- Aim of the exercise -
Search the records for the string "this" and copy every line where it turns up.

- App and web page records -
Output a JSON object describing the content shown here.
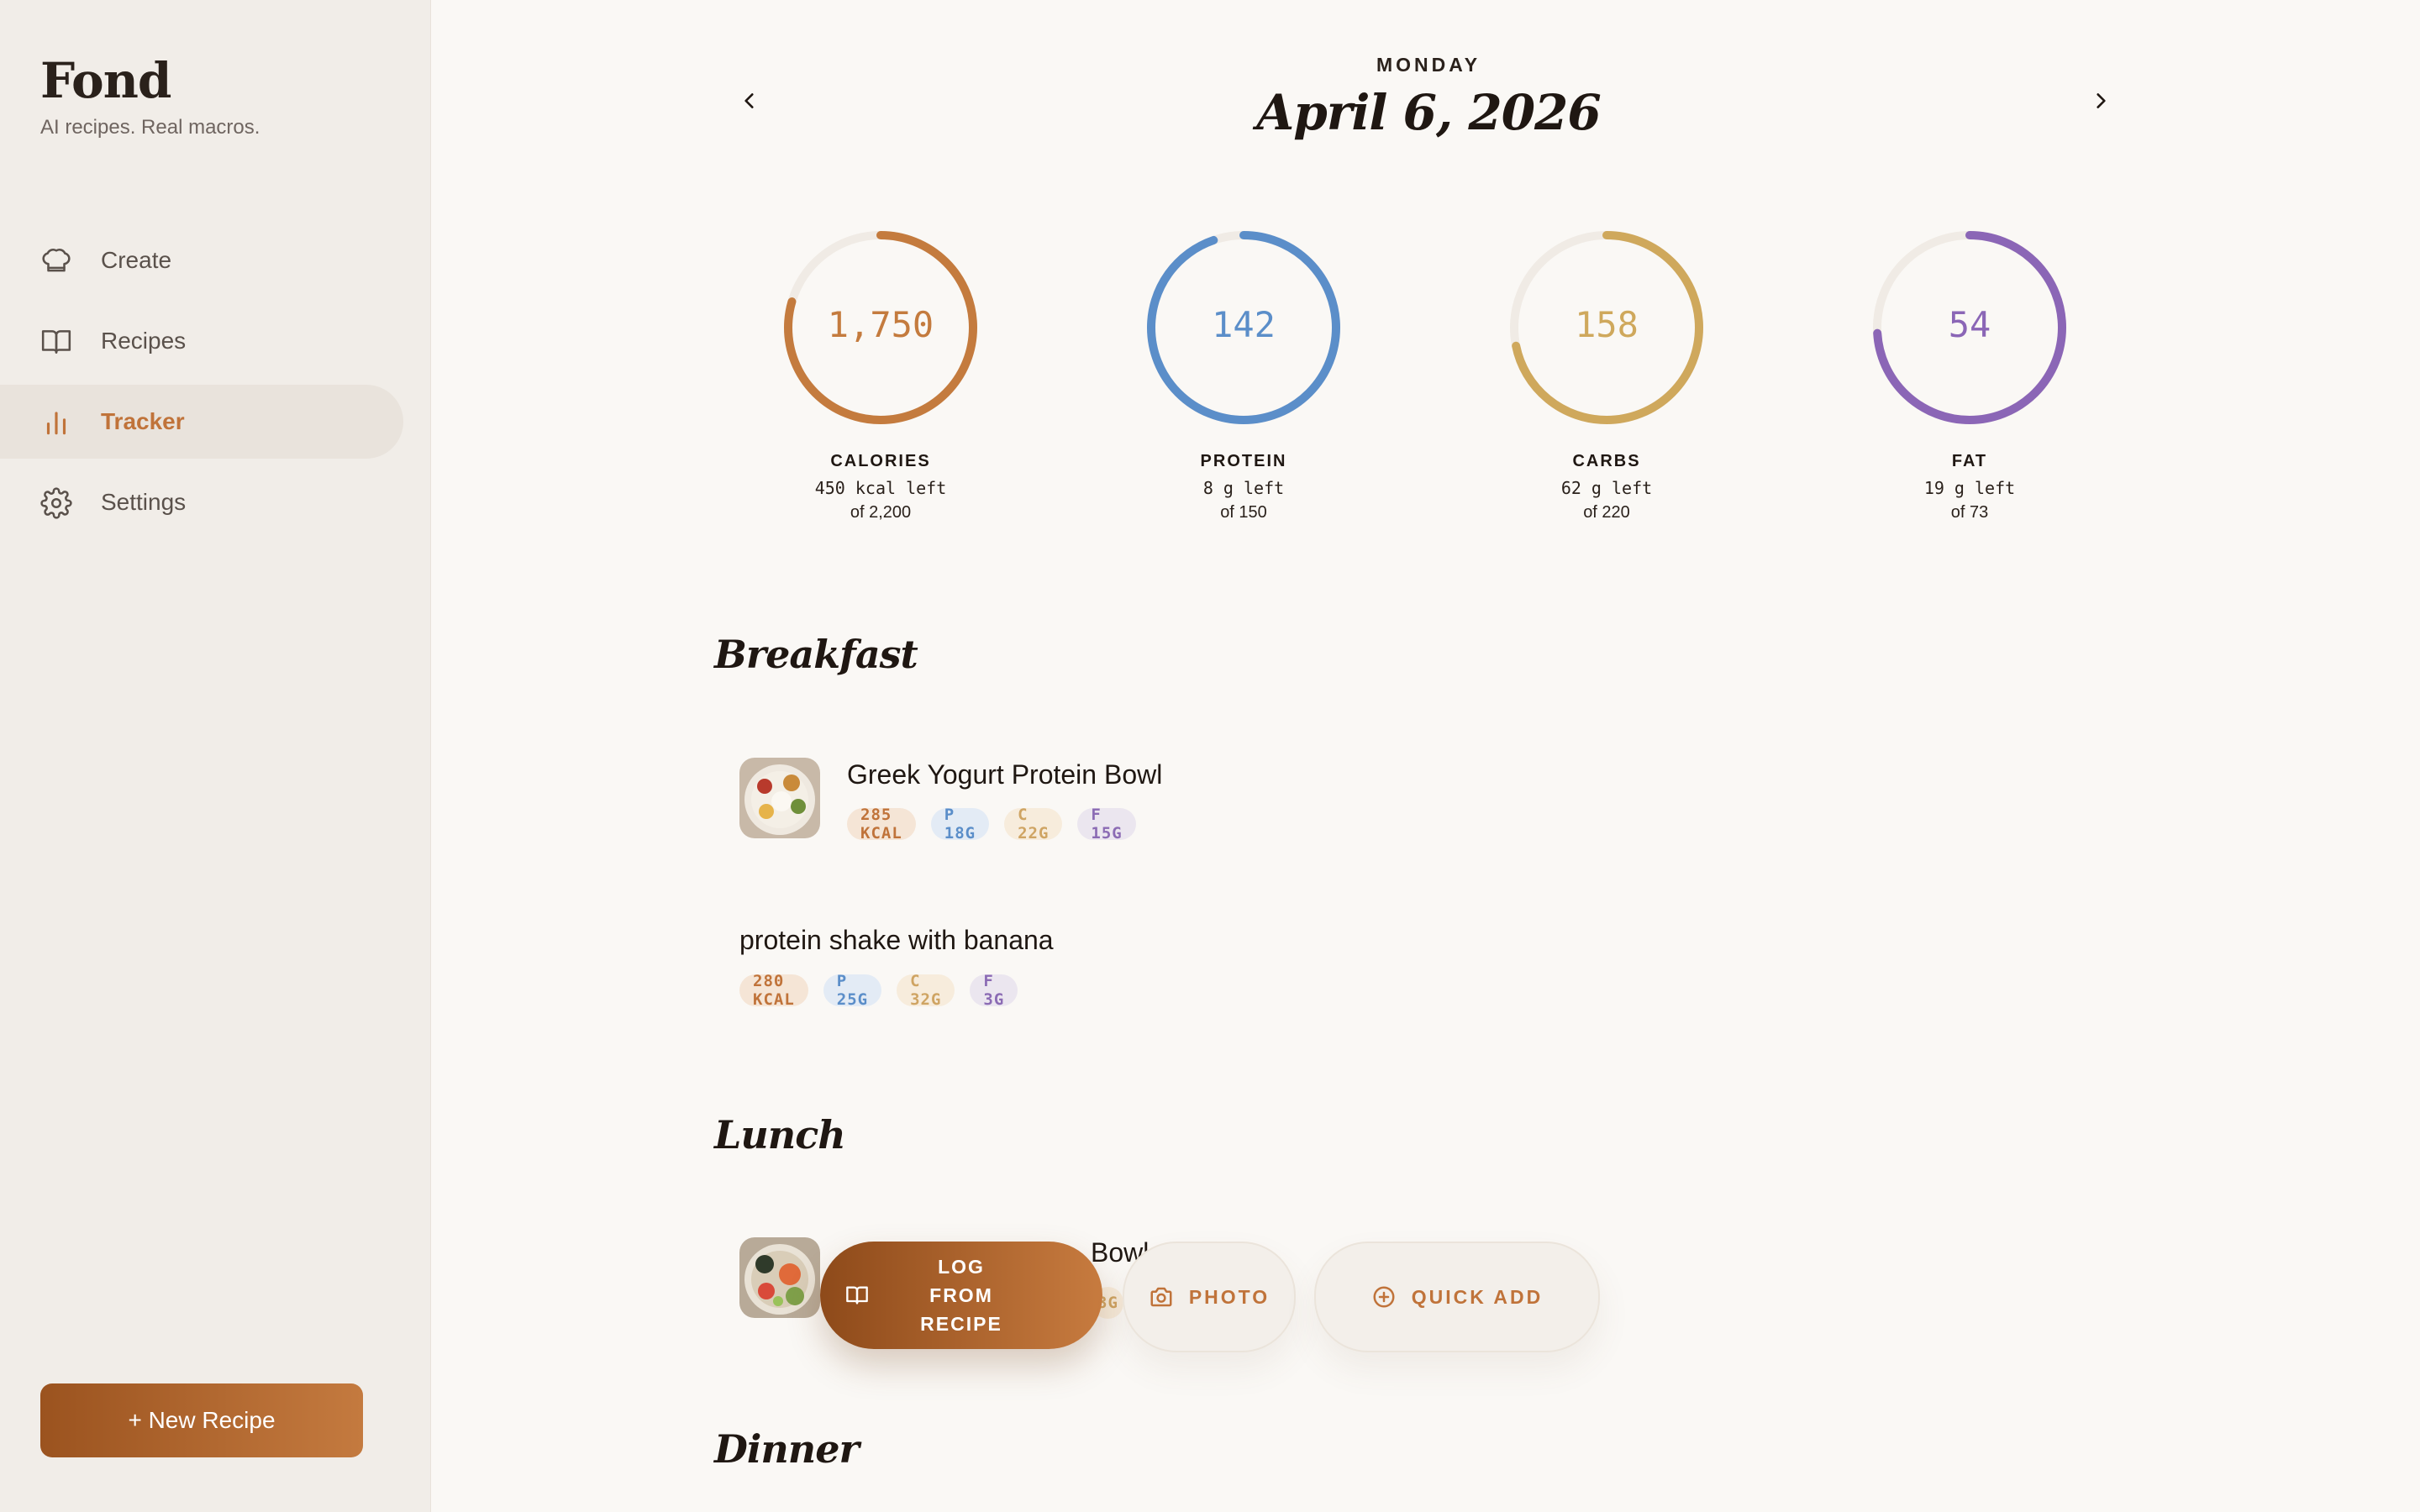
{
  "sidebar": {
    "brand": "Fond",
    "tagline": "AI recipes. Real macros.",
    "nav": [
      {
        "label": "Create",
        "icon": "chef-hat-icon"
      },
      {
        "label": "Recipes",
        "icon": "book-icon"
      },
      {
        "label": "Tracker",
        "icon": "bar-chart-icon",
        "active": true
      },
      {
        "label": "Settings",
        "icon": "gear-icon"
      }
    ],
    "new_recipe": "+ New Recipe"
  },
  "header": {
    "weekday": "MONDAY",
    "date": "April 6, 2026"
  },
  "rings": [
    {
      "name": "CALORIES",
      "value": "1,750",
      "left": "450 kcal left",
      "goal": "of 2,200",
      "fraction": 0.795,
      "color": "#c47b3e"
    },
    {
      "name": "PROTEIN",
      "value": "142",
      "left": "8 g left",
      "goal": "of 150",
      "fraction": 0.947,
      "color": "#5b8ec9"
    },
    {
      "name": "CARBS",
      "value": "158",
      "left": "62 g left",
      "goal": "of 220",
      "fraction": 0.718,
      "color": "#cfa85c"
    },
    {
      "name": "FAT",
      "value": "54",
      "left": "19 g left",
      "goal": "of 73",
      "fraction": 0.74,
      "color": "#8b66b6"
    }
  ],
  "meals": {
    "breakfast": {
      "title": "Breakfast",
      "entries": [
        {
          "name": "Greek Yogurt Protein Bowl",
          "kcal": "285 KCAL",
          "p": "P 18G",
          "c": "C 22G",
          "f": "F 15G"
        },
        {
          "name": "protein shake with banana",
          "kcal": "280 KCAL",
          "p": "P 25G",
          "c": "C 32G",
          "f": "F 3G"
        }
      ]
    },
    "lunch": {
      "title": "Lunch",
      "entries": [
        {
          "name": "Bowl",
          "partial_pill": "3G"
        }
      ]
    },
    "dinner": {
      "title": "Dinner"
    }
  },
  "actions": {
    "log_line1": "LOG FROM",
    "log_line2": "RECIPE",
    "photo": "PHOTO",
    "quick_add": "QUICK ADD"
  }
}
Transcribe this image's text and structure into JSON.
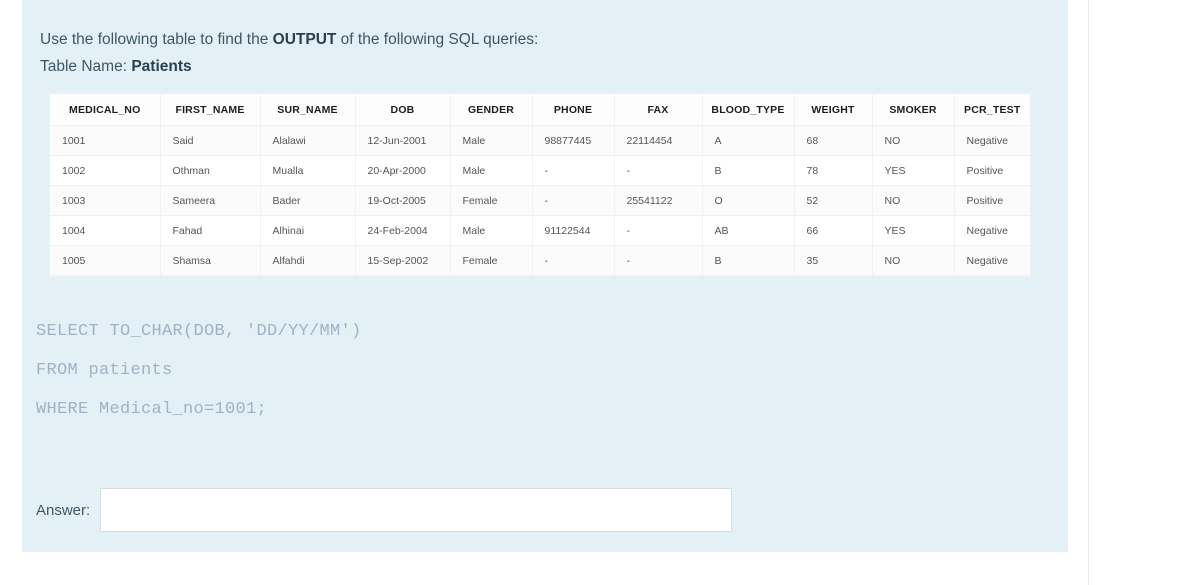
{
  "prompt": {
    "line1_before": "Use the following table to find the ",
    "line1_bold": "OUTPUT",
    "line1_after": " of the following SQL queries:",
    "line2_before": "Table Name: ",
    "line2_bold": "Patients"
  },
  "table": {
    "name": "Patients",
    "columns": [
      "MEDICAL_NO",
      "FIRST_NAME",
      "SUR_NAME",
      "DOB",
      "GENDER",
      "PHONE",
      "FAX",
      "BLOOD_TYPE",
      "WEIGHT",
      "SMOKER",
      "PCR_TEST"
    ],
    "rows": [
      [
        "1001",
        "Said",
        "Alalawi",
        "12-Jun-2001",
        "Male",
        "98877445",
        "22114454",
        "A",
        "68",
        "NO",
        "Negative"
      ],
      [
        "1002",
        "Othman",
        "Mualla",
        "20-Apr-2000",
        "Male",
        "-",
        "-",
        "B",
        "78",
        "YES",
        "Positive"
      ],
      [
        "1003",
        "Sameera",
        "Bader",
        "19-Oct-2005",
        "Female",
        "-",
        "25541122",
        "O",
        "52",
        "NO",
        "Positive"
      ],
      [
        "1004",
        "Fahad",
        "Alhinai",
        "24-Feb-2004",
        "Male",
        "91122544",
        "-",
        "AB",
        "66",
        "YES",
        "Negative"
      ],
      [
        "1005",
        "Shamsa",
        "Alfahdi",
        "15-Sep-2002",
        "Female",
        "-",
        "-",
        "B",
        "35",
        "NO",
        "Negative"
      ]
    ]
  },
  "sql": {
    "lines": [
      "SELECT TO_CHAR(DOB, 'DD/YY/MM')",
      "FROM patients",
      "WHERE Medical_no=1001;"
    ]
  },
  "answer": {
    "label": "Answer:",
    "value": "",
    "placeholder": ""
  },
  "colors": {
    "panel_background": "#e3f1f7",
    "prompt_text": "#3f5662",
    "sql_text": "#9fb3c4",
    "table_background": "#ffffff",
    "row_stripe": "#fbfbfb"
  }
}
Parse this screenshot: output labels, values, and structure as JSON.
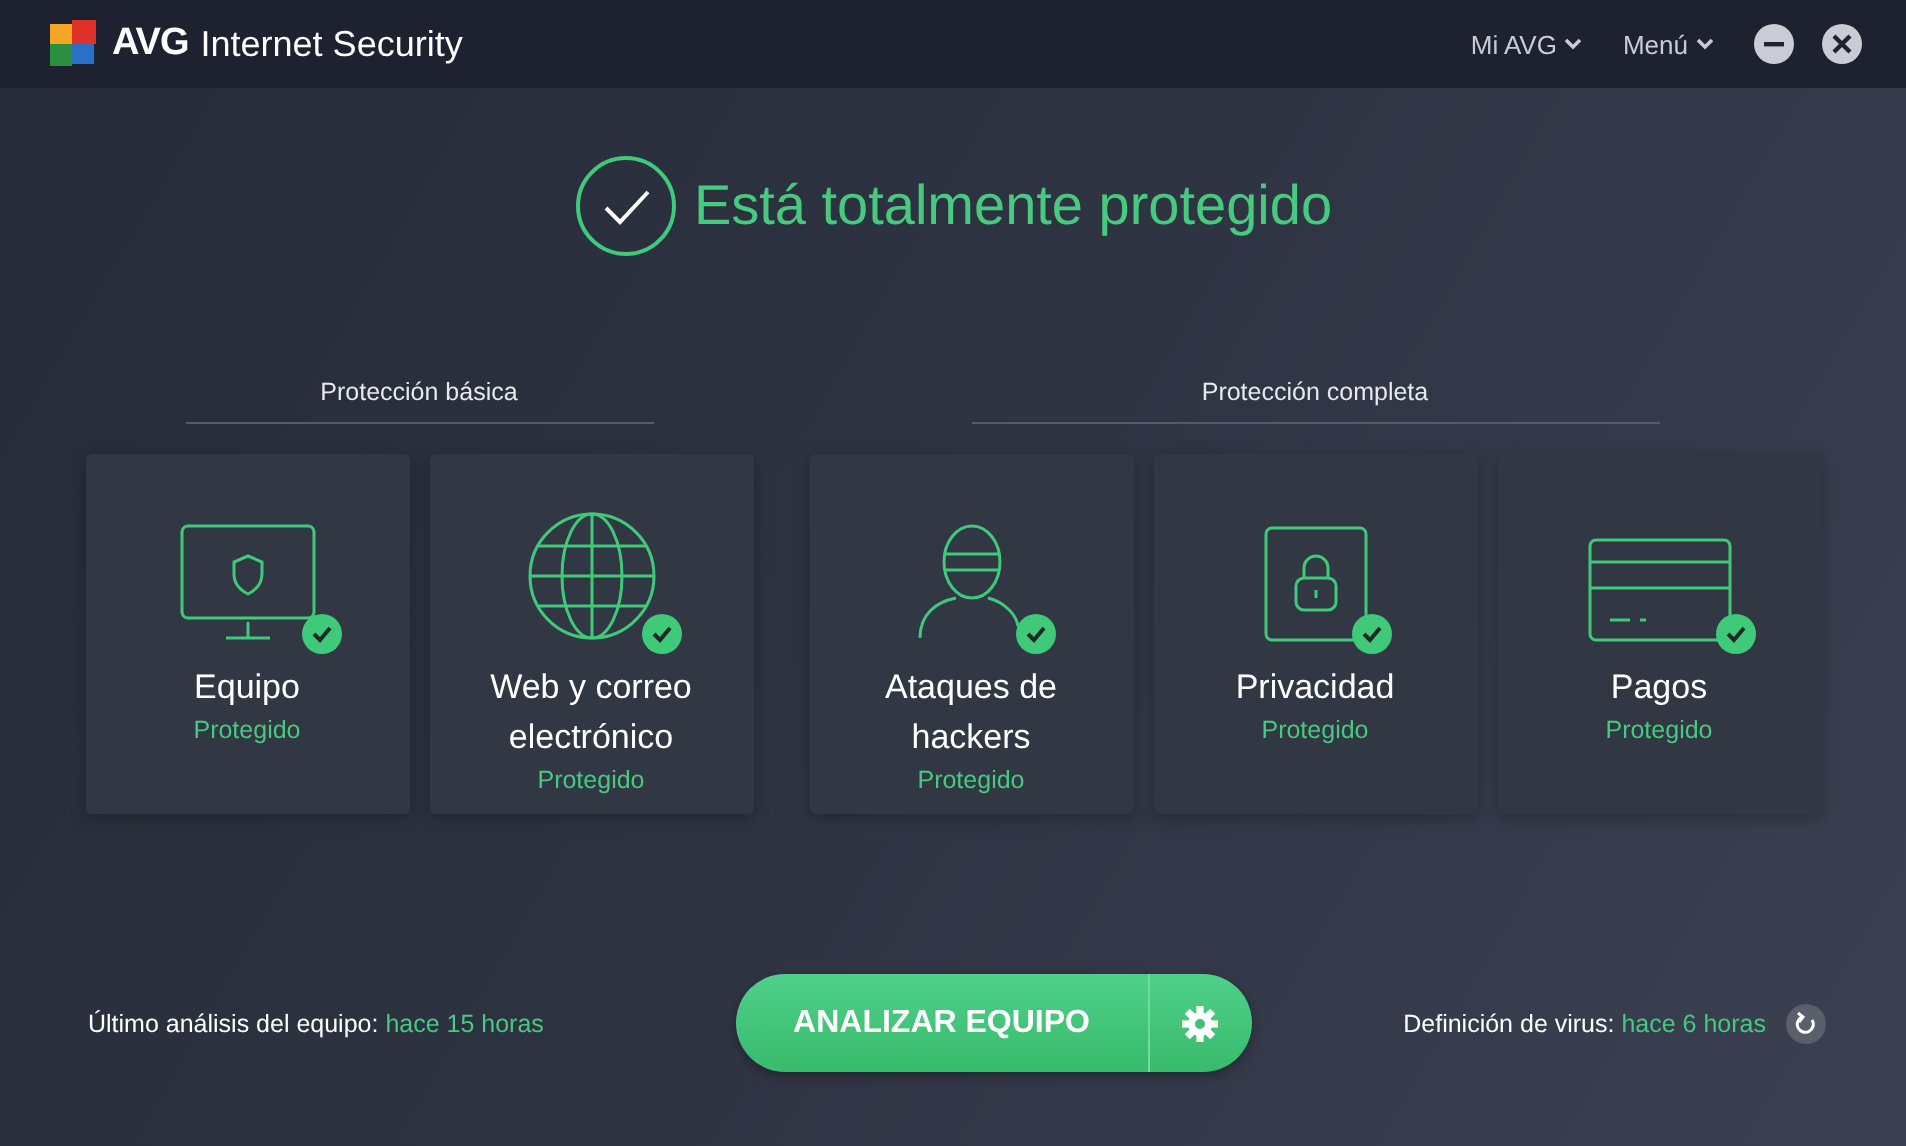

- Result -
Transcribe this image's text and structure into JSON.
Parse this screenshot: output labels, values, and structure as JSON.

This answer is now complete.